◆ GIVEN TASK: Word for word, copy all the data and drop the pictures.
- - - - -
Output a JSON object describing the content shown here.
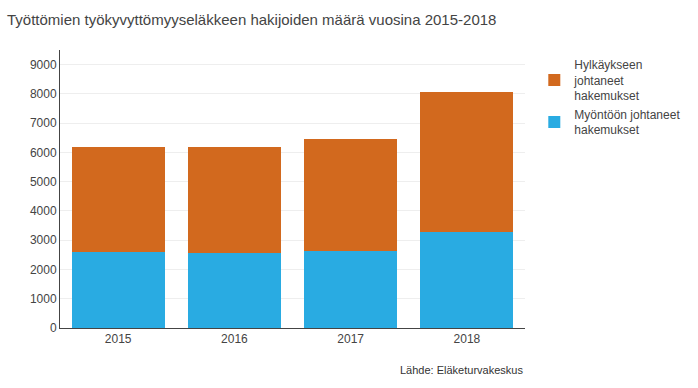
{
  "chart_data": {
    "type": "bar",
    "stacked": true,
    "title": "Työttömien työkyvyttömyyseläkkeen hakijoiden määrä vuosina 2015-2018",
    "categories": [
      "2015",
      "2016",
      "2017",
      "2018"
    ],
    "series": [
      {
        "name": "Myöntöön johtaneet\nhakemukset",
        "color": "#29ABE2",
        "values": [
          2600,
          2550,
          2620,
          3270
        ]
      },
      {
        "name": "Hylkäykseen\njohtaneet\nhakemukset",
        "color": "#D2691E",
        "values": [
          3600,
          3650,
          3850,
          4800
        ]
      }
    ],
    "ylim": [
      0,
      9500
    ],
    "yticks": [
      0,
      1000,
      2000,
      3000,
      4000,
      5000,
      6000,
      7000,
      8000,
      9000
    ],
    "grid": true,
    "legend": "right",
    "annotations": [
      "Lähde: Eläketurvakeskus"
    ]
  }
}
- - - - -
◆ RESPONSE BELOW:
Output a JSON object describing the content shown here.
{
  "chart_data": {
    "type": "bar",
    "stacked": true,
    "title": "Työttömien työkyvyttömyyseläkkeen hakijoiden määrä vuosina 2015-2018",
    "categories": [
      "2015",
      "2016",
      "2017",
      "2018"
    ],
    "series": [
      {
        "name": "Myöntöön johtaneet\nhakemukset",
        "color": "#29ABE2",
        "values": [
          2600,
          2550,
          2620,
          3270
        ]
      },
      {
        "name": "Hylkäykseen\njohtaneet\nhakemukset",
        "color": "#D2691E",
        "values": [
          3600,
          3650,
          3850,
          4800
        ]
      }
    ],
    "ylim": [
      0,
      9500
    ],
    "yticks": [
      0,
      1000,
      2000,
      3000,
      4000,
      5000,
      6000,
      7000,
      8000,
      9000
    ],
    "grid": true,
    "legend": "right",
    "annotations": [
      "Lähde: Eläketurvakeskus"
    ]
  }
}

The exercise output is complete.